(Data records)
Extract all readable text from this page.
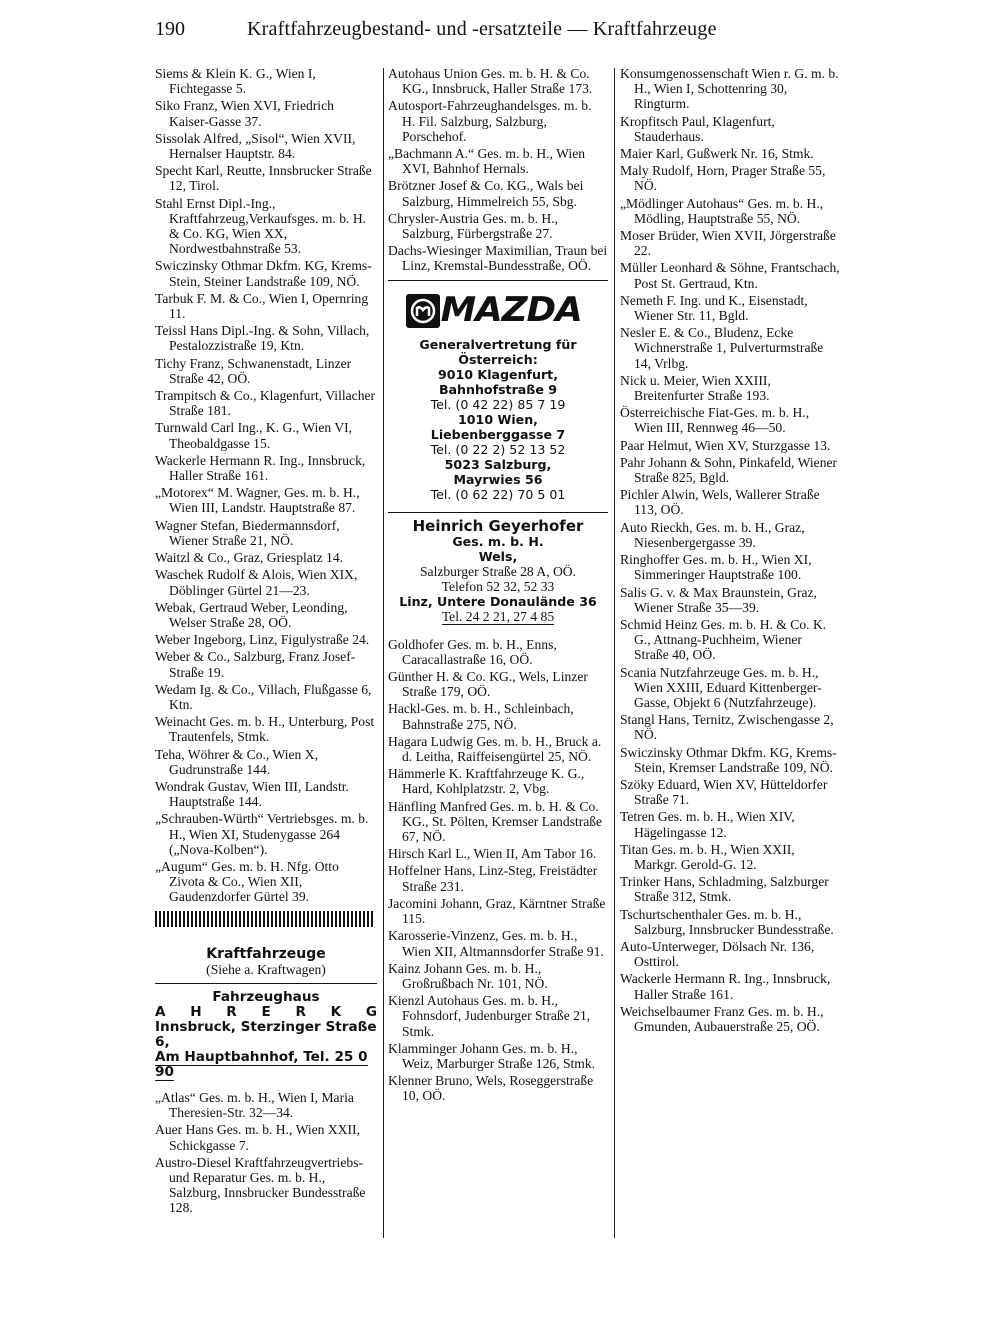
190	Kraftfahrzeugbestand- und -ersatzteile — Kraftfahrzeuge
Siems & Klein K. G., Wien I, Fichtegasse 5.
Siko Franz, Wien XVI, Friedrich Kaiser-Gasse 37.
Sissolak Alfred, „Sisol“, Wien XVII, Hernalser Hauptstr. 84.
Specht Karl, Reutte, Innsbrucker Straße 12, Tirol.
Stahl Ernst Dipl.-Ing., Kraftfahrzeug,Verkaufsges. m. b. H. & Co. KG, Wien XX, Nordwestbahnstraße 53.
Swiczinsky Othmar Dkfm. KG, Krems-Stein, Steiner Landstraße 109, NÖ.
Tarbuk F. M. & Co., Wien I, Opernring 11.
Teissl Hans Dipl.-Ing. & Sohn, Villach, Pestalozzistraße 19, Ktn.
Tichy Franz, Schwanenstadt, Linzer Straße 42, OÖ.
Trampitsch & Co., Klagenfurt, Villacher Straße 181.
Turnwald Carl Ing., K. G., Wien VI, Theobaldgasse 15.
Wackerle Hermann R. Ing., Innsbruck, Haller Straße 161.
„Motorex“ M. Wagner, Ges. m. b. H., Wien III, Landstr. Hauptstraße 87.
Wagner Stefan, Biedermannsdorf, Wiener Straße 21, NÖ.
Waitzl & Co., Graz, Griesplatz 14.
Waschek Rudolf & Alois, Wien XIX, Döblinger Gürtel 21—23.
Webak, Gertraud Weber, Leonding, Welser Straße 28, OÖ.
Weber Ingeborg, Linz, Figulystraße 24.
Weber & Co., Salzburg, Franz Josef-Straße 19.
Wedam Ig. & Co., Villach, Flußgasse 6, Ktn.
Weinacht Ges. m. b. H., Unterburg, Post Trautenfels, Stmk.
Teha, Wöhrer & Co., Wien X, Gudrunstraße 144.
Wondrak Gustav, Wien III, Landstr. Hauptstraße 144.
„Schrauben-Würth“ Vertriebsges. m. b. H., Wien XI, Studenygasse 264 („Nova-Kolben“).
„Augum“ Ges. m. b. H. Nfg. Otto Zivota & Co., Wien XII, Gaudenzdorfer Gürtel 39.
Kraftfahrzeuge
(Siehe a. Kraftwagen)
Fahrzeughaus
A H R E R K G
Innsbruck, Sterzinger Straße 6,
Am Hauptbahnhof, Tel. 25 0 90
„Atlas“ Ges. m. b. H., Wien I, Maria Theresien-Str. 32—34.
Auer Hans Ges. m. b. H., Wien XXII, Schickgasse 7.
Austro-Diesel Kraftfahrzeugvertriebs- und Reparatur Ges. m. b. H., Salzburg, Innsbrucker Bundesstraße 128.
Autohaus Union Ges. m. b. H. & Co. KG., Innsbruck, Haller Straße 173.
Autosport-Fahrzeughandelsges. m. b. H. Fil. Salzburg, Salzburg, Porschehof.
„Bachmann A.“ Ges. m. b. H., Wien XVI, Bahnhof Hernals.
Brötzner Josef & Co. KG., Wals bei Salzburg, Himmelreich 55, Sbg.
Chrysler-Austria Ges. m. b. H., Salzburg, Fürbergstraße 27.
Dachs-Wiesinger Maximilian, Traun bei Linz, Kremstal-Bundesstraße, OÖ.
MAZDA
Generalvertretung für
Österreich:
9010 Klagenfurt,
Bahnhofstraße 9
Tel. (0 42 22) 85 7 19
1010 Wien,
Liebenberggasse 7
Tel. (0 22 2) 52 13 52
5023 Salzburg,
Mayrwies 56
Tel. (0 62 22) 70 5 01
Heinrich Geyerhofer
Ges. m. b. H.
Wels,
Salzburger Straße 28 A, OÖ.
Telefon 52 32, 52 33
Linz, Untere Donaulände 36
Tel. 24 2 21, 27 4 85
Goldhofer Ges. m. b. H., Enns, Caracallastraße 16, OÖ.
Günther H. & Co. KG., Wels, Linzer Straße 179, OÖ.
Hackl-Ges. m. b. H., Schleinbach, Bahnstraße 275, NÖ.
Hagara Ludwig Ges. m. b. H., Bruck a. d. Leitha, Raiffeisengürtel 25, NÖ.
Hämmerle K. Kraftfahrzeuge K. G., Hard, Kohlplatzstr. 2, Vbg.
Hänfling Manfred Ges. m. b. H. & Co. KG., St. Pölten, Kremser Landstraße 67, NÖ.
Hirsch Karl L., Wien II, Am Tabor 16.
Hoffelner Hans, Linz-Steg, Freistädter Straße 231.
Jacomini Johann, Graz, Kärntner Straße 115.
Karosserie-Vinzenz, Ges. m. b. H., Wien XII, Altmannsdorfer Straße 91.
Kainz Johann Ges. m. b. H., Großrußbach Nr. 101, NÖ.
Kienzl Autohaus Ges. m. b. H., Fohnsdorf, Judenburger Straße 21, Stmk.
Klamminger Johann Ges. m. b. H., Weiz, Marburger Straße 126, Stmk.
Klenner Bruno, Wels, Roseggerstraße 10, OÖ.
Konsumgenossenschaft Wien r. G. m. b. H., Wien I, Schottenring 30, Ringturm.
Kropfitsch Paul, Klagenfurt, Stauderhaus.
Maier Karl, Gußwerk Nr. 16, Stmk.
Maly Rudolf, Horn, Prager Straße 55, NÖ.
„Mödlinger Autohaus“ Ges. m. b. H., Mödling, Hauptstraße 55, NÖ.
Moser Brüder, Wien XVII, Jörgerstraße 22.
Müller Leonhard & Söhne, Frantschach, Post St. Gertraud, Ktn.
Nemeth F. Ing. und K., Eisenstadt, Wiener Str. 11, Bgld.
Nesler E. & Co., Bludenz, Ecke Wichnerstraße 1, Pulverturmstraße 14, Vrlbg.
Nick u. Meier, Wien XXIII, Breitenfurter Straße 193.
Österreichische Fiat-Ges. m. b. H., Wien III, Rennweg 46—50.
Paar Helmut, Wien XV, Sturzgasse 13.
Pahr Johann & Sohn, Pinkafeld, Wiener Straße 825, Bgld.
Pichler Alwin, Wels, Wallerer Straße 113, OÖ.
Auto Rieckh, Ges. m. b. H., Graz, Niesenbergergasse 39.
Ringhoffer Ges. m. b. H., Wien XI, Simmeringer Hauptstraße 100.
Salis G. v. & Max Braunstein, Graz, Wiener Straße 35—39.
Schmid Heinz Ges. m. b. H. & Co. K. G., Attnang-Puchheim, Wiener Straße 40, OÖ.
Scania Nutzfahrzeuge Ges. m. b. H., Wien XXIII, Eduard Kittenberger-Gasse, Objekt 6 (Nutzfahrzeuge).
Stangl Hans, Ternitz, Zwischengasse 2, NÖ.
Swiczinsky Othmar Dkfm. KG, Krems-Stein, Kremser Landstraße 109, NÖ.
Szöky Eduard, Wien XV, Hütteldorfer Straße 71.
Tetren Ges. m. b. H., Wien XIV, Hägelingasse 12.
Titan Ges. m. b. H., Wien XXII, Markgr. Gerold-G. 12.
Trinker Hans, Schladming, Salzburger Straße 312, Stmk.
Tschurtschenthaler Ges. m. b. H., Salzburg, Innsbrucker Bundesstraße.
Auto-Unterweger, Dölsach Nr. 136, Osttirol.
Wackerle Hermann R. Ing., Innsbruck, Haller Straße 161.
Weichselbaumer Franz Ges. m. b. H., Gmunden, Aubauerstraße 25, OÖ.
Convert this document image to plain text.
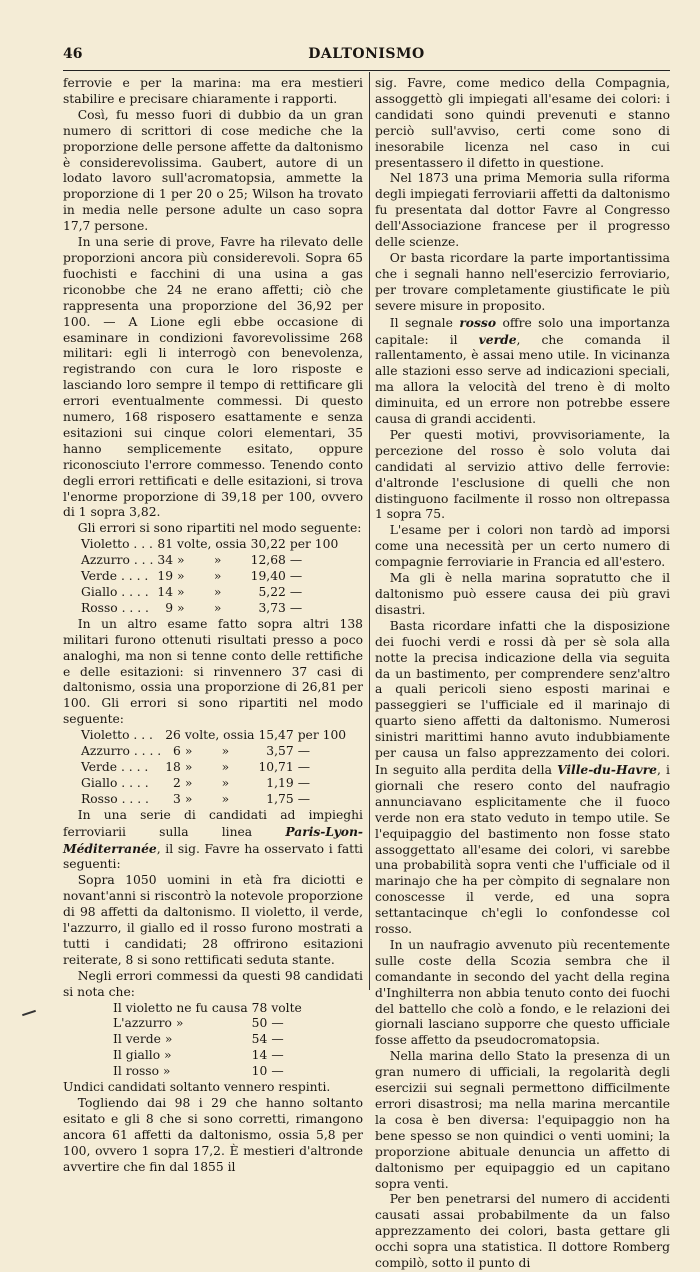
46	DALTONISMO

ferrovie e per la marina: ma era mestieri stabilire e precisare chiaramente i rapporti.

Così, fu messo fuori di dubbio da un gran numero di scrittori di cose mediche che la proporzione delle persone affette da daltonismo è considerevolissima. Gaubert, autore di un lodato lavoro sull'acromatopsia, ammette la proporzione di 1 per 20 o 25; Wilson ha trovato in media nelle persone adulte un caso sopra 17,7 persone.

In una serie di prove, Favre ha rilevato delle proporzioni ancora più considerevoli. Sopra 65 fuochisti e facchini di una usina a gas riconobbe che 24 ne erano affetti; ciò che rappresenta una proporzione del 36,92 per 100. — A Lione egli ebbe occasione di esaminare in condizioni favorevolissime 268 militari: egli li interrogò con benevolenza, registrando con cura le loro risposte e lasciando loro sempre il tempo di rettificare gli errori eventualmente commessi. Di questo numero, 168 risposero esattamente e senza esitazioni sui cinque colori elementari, 35 hanno semplicemente esitato, oppure riconosciuto l'errore commesso. Tenendo conto degli errori rettificati e delle esitazioni, si trova l'enorme proporzione di 39,18 per 100, ovvero di 1 sopra 3,82.

Gli errori si sono ripartiti nel modo seguente:

Violetto . . .	81	volte, ossia		30,22	per 100
Azzurro . . .	34	»	»	12,68	—
Verde . . . .	19	»	»	19,40	—
Giallo . . . .	14	»	»	5,22	—
Rosso . . . .	9	»	»	3,73	—

In un altro esame fatto sopra altri 138 militari furono ottenuti risultati presso a poco analoghi, ma non si tenne conto delle rettifiche e delle esitazioni: si rinvennero 37 casi di daltonismo, ossia una proporzione di 26,81 per 100. Gli errori si sono ripartiti nel modo seguente:

Violetto . . .	26	volte, ossia		15,47	per 100
Azzurro . . . .	6	»	»	3,57	—
Verde . . . .	18	»	»	10,71	—
Giallo . . . .	2	»	»	1,19	—
Rosso . . . .	3	»	»	1,75	—

In una serie di candidati ad impieghi ferroviarii sulla linea Paris-Lyon-Méditerranée, il sig. Favre ha osservato i fatti seguenti:

Sopra 1050 uomini in età fra diciotti e novant'anni si riscontrò la notevole proporzione di 98 affetti da daltonismo. Il violetto, il verde, l'azzurro, il giallo ed il rosso furono mostrati a tutti i candidati; 28 offrirono esitazioni reiterate, 8 si sono rettificati seduta stante.

Negli errori commessi da questi 98 candidati si nota che:

Il violetto ne fu causa	78	volte
L'azzurro »	50	—
Il verde »	54	—
Il giallo »	14	—
Il rosso »	10	—

Undici candidati soltanto vennero respinti.

Togliendo dai 98 i 29 che hanno soltanto esitato e gli 8 che si sono corretti, rimangono ancora 61 affetti da daltonismo, ossia 5,8 per 100, ovvero 1 sopra 17,2. È mestieri d'altronde avvertire che fin dal 1855 il

sig. Favre, come medico della Compagnia, assoggettò gli impiegati all'esame dei colori: i candidati sono quindi prevenuti e stanno perciò sull'avviso, certi come sono di inesorabile licenza nel caso in cui presentassero il difetto in questione.

Nel 1873 una prima Memoria sulla riforma degli impiegati ferroviarii affetti da daltonismo fu presentata dal dottor Favre al Congresso dell'Associazione francese per il progresso delle scienze.

Or basta ricordare la parte importantissima che i segnali hanno nell'esercizio ferroviario, per trovare completamente giustificate le più severe misure in proposito.

Il segnale rosso offre solo una importanza capitale: il verde, che comanda il rallentamento, è assai meno utile. In vicinanza alle stazioni esso serve ad indicazioni speciali, ma allora la velocità del treno è di molto diminuita, ed un errore non potrebbe essere causa di grandi accidenti.

Per questi motivi, provvisoriamente, la percezione del rosso è solo voluta dai candidati al servizio attivo delle ferrovie: d'altronde l'esclusione di quelli che non distinguono facilmente il rosso non oltrepassa 1 sopra 75.

L'esame per i colori non tardò ad imporsi come una necessità per un certo numero di compagnie ferroviarie in Francia ed all'estero.

Ma gli è nella marina sopratutto che il daltonismo può essere causa dei più gravi disastri.

Basta ricordare infatti che la disposizione dei fuochi verdi e rossi dà per sè sola alla notte la precisa indicazione della via seguita da un bastimento, per comprendere senz'altro a quali pericoli sieno esposti marinai e passeggieri se l'ufficiale ed il marinajo di quarto sieno affetti da daltonismo. Numerosi sinistri marittimi hanno avuto indubbiamente per causa un falso apprezzamento dei colori. In seguito alla perdita della Ville-du-Havre, i giornali che resero conto del naufragio annunciavano esplicitamente che il fuoco verde non era stato veduto in tempo utile. Se l'equipaggio del bastimento non fosse stato assoggettato all'esame dei colori, vi sarebbe una probabilità sopra venti che l'ufficiale od il marinajo che ha per còmpito di segnalare non conoscesse il verde, ed una sopra settantacinque ch'egli lo confondesse col rosso.

In un naufragio avvenuto più recentemente sulle coste della Scozia sembra che il comandante in secondo del yacht della regina d'Inghilterra non abbia tenuto conto dei fuochi del battello che colò a fondo, e le relazioni dei giornali lasciano supporre che questo ufficiale fosse affetto da pseudocromatopsia.

Nella marina dello Stato la presenza di un gran numero di ufficiali, la regolarità degli esercizii sui segnali permettono difficilmente errori disastrosi; ma nella marina mercantile la cosa è ben diversa: l'equipaggio non ha bene spesso se non quindici o venti uomini; la proporzione abituale denuncia un affetto di daltonismo per equipaggio ed un capitano sopra venti.

Per ben penetrarsi del numero di accidenti causati assai probabilmente da un falso apprezzamento dei colori, basta gettare gli occhi sopra una statistica. Il dottore Romberg compilò, sotto il punto di
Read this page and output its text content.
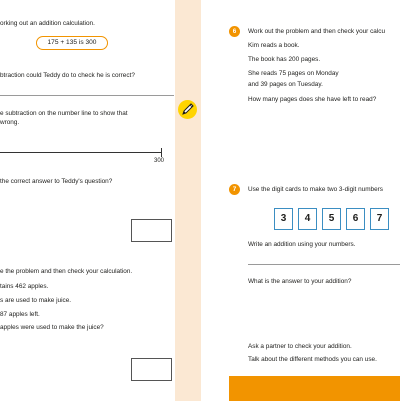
orking out an addition calculation.
175 + 135 is 300
btraction could Teddy do to check he is correct?
e subtraction on the number line to show that
wrong.
300
the correct answer to Teddy's question?
e the problem and then check your calculation.
tains 462 apples.
s are used to make juice.
87 apples left.
apples were used to make the juice?
6	Work out the problem and then check your calcu
Kim reads a book.
The book has 200 pages.
She reads 75 pages on Monday
and 39 pages on Tuesday.
How many pages does she have left to read?
7	Use the digit cards to make two 3-digit numbers
3	4	5	6	7
Write an addition using your numbers.
What is the answer to your addition?
Ask a partner to check your addition.
Talk about the different methods you can use.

DO THIS: Look over the material above and show each line where "candidati" appears.

COMPLETED TASK:
In una serie di candidati ad impieghi ferroviarii sulla linea Paris-Lyon-Méditerranée, il sig. Favre ha osservato i fatti seguenti:
Sopra 1050 uomini in età fra diciotti e novant'anni si riscontrò la notevole proporzione di 98 affetti da daltonismo. Il violetto, il verde, l'azzurro, il giallo ed il rosso furono mostrati a tutti i candidati; 28 offrirono esitazioni reiterate, 8 si sono rettificati seduta stante.
Negli errori commessi da questi 98 candidati si nota che:
Undici candidati soltanto vennero respinti.
sig. Favre, come medico della Compagnia, assoggettò gli impiegati all'esame dei colori: i candidati sono quindi prevenuti e stanno perciò sull'avviso, certi come sono di inesorabile licenza nel caso in cui presentassero il difetto in questione.
Per questi motivi, provvisoriamente, la percezione del rosso è solo voluta dai candidati al servizio attivo delle ferrovie: d'altronde l'esclusione di quelli che non distinguono facilmente il rosso non oltrepassa 1 sopra 75.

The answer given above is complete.